— start Excerpted data —
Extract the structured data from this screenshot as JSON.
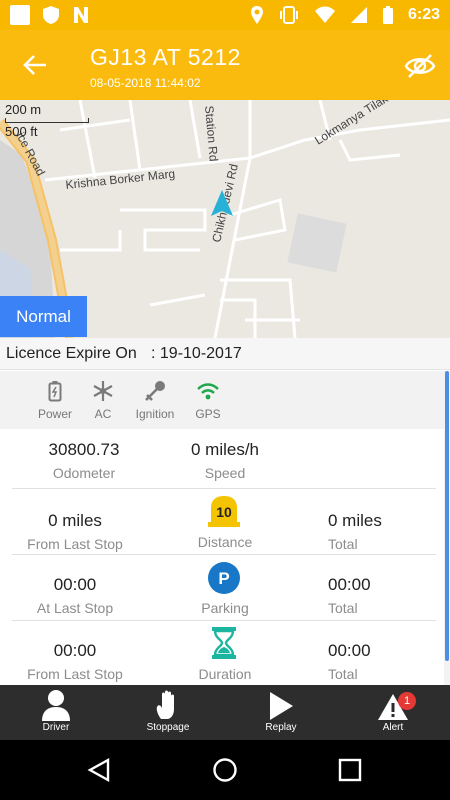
{
  "status_bar": {
    "time": "6:23"
  },
  "app_bar": {
    "title": "GJ13 AT 5212",
    "subtitle": "08-05-2018 11:44:02"
  },
  "map": {
    "scale_metric": "200 m",
    "scale_imperial": "500 ft",
    "streets": [
      "Krishna Borker Marg",
      "Station Rd",
      "Chikhli devi Rd",
      "Lokmanya Tilak Path",
      "ice Road"
    ],
    "mode_button": "Normal"
  },
  "licence": {
    "label": "Licence Expire On",
    "value": ": 19-10-2017"
  },
  "sensors": [
    {
      "label": "Power",
      "icon": "battery-icon"
    },
    {
      "label": "AC",
      "icon": "snowflake-icon"
    },
    {
      "label": "Ignition",
      "icon": "key-icon"
    },
    {
      "label": "GPS",
      "icon": "wifi-signal-icon"
    }
  ],
  "stats": {
    "odometer": {
      "value": "30800.73",
      "label": "Odometer"
    },
    "speed": {
      "value": "0 miles/h",
      "label": "Speed"
    },
    "distance": {
      "left_value": "0 miles",
      "left_label": "From Last Stop",
      "center_label": "Distance",
      "icon_text": "10",
      "right_value": "0 miles",
      "right_label": "Total"
    },
    "parking": {
      "left_value": "00:00",
      "left_label": "At Last Stop",
      "center_label": "Parking",
      "icon_text": "P",
      "right_value": "00:00",
      "right_label": "Total"
    },
    "duration": {
      "left_value": "00:00",
      "left_label": "From Last Stop",
      "center_label": "Duration",
      "right_value": "00:00",
      "right_label": "Total"
    }
  },
  "bottom_nav": [
    {
      "label": "Driver"
    },
    {
      "label": "Stoppage"
    },
    {
      "label": "Replay"
    },
    {
      "label": "Alert",
      "badge": "1"
    }
  ],
  "colors": {
    "accent": "#fbbb0e",
    "button_blue": "#3b82f6",
    "gps_green": "#1ea84a",
    "teal": "#1bb5a0"
  }
}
— end Excerpted data —
Objective:
Using the material above, set down every line exactly, but skip the pictures.

Final result:
Extract the structured data from this screenshot as JSON.
{
  "status_bar": {
    "time": "6:23"
  },
  "app_bar": {
    "title": "GJ13 AT 5212",
    "subtitle": "08-05-2018 11:44:02"
  },
  "map": {
    "scale_metric": "200 m",
    "scale_imperial": "500 ft",
    "streets": [
      "Krishna Borker Marg",
      "Station Rd",
      "Chikhli devi Rd",
      "Lokmanya Tilak Path",
      "ice Road"
    ],
    "mode_button": "Normal"
  },
  "licence": {
    "label": "Licence Expire On",
    "value": ": 19-10-2017"
  },
  "sensors": [
    {
      "label": "Power",
      "icon": "battery-icon"
    },
    {
      "label": "AC",
      "icon": "snowflake-icon"
    },
    {
      "label": "Ignition",
      "icon": "key-icon"
    },
    {
      "label": "GPS",
      "icon": "wifi-signal-icon"
    }
  ],
  "stats": {
    "odometer": {
      "value": "30800.73",
      "label": "Odometer"
    },
    "speed": {
      "value": "0 miles/h",
      "label": "Speed"
    },
    "distance": {
      "left_value": "0 miles",
      "left_label": "From Last Stop",
      "center_label": "Distance",
      "icon_text": "10",
      "right_value": "0 miles",
      "right_label": "Total"
    },
    "parking": {
      "left_value": "00:00",
      "left_label": "At Last Stop",
      "center_label": "Parking",
      "icon_text": "P",
      "right_value": "00:00",
      "right_label": "Total"
    },
    "duration": {
      "left_value": "00:00",
      "left_label": "From Last Stop",
      "center_label": "Duration",
      "right_value": "00:00",
      "right_label": "Total"
    }
  },
  "bottom_nav": [
    {
      "label": "Driver"
    },
    {
      "label": "Stoppage"
    },
    {
      "label": "Replay"
    },
    {
      "label": "Alert",
      "badge": "1"
    }
  ],
  "colors": {
    "accent": "#fbbb0e",
    "button_blue": "#3b82f6",
    "gps_green": "#1ea84a",
    "teal": "#1bb5a0"
  }
}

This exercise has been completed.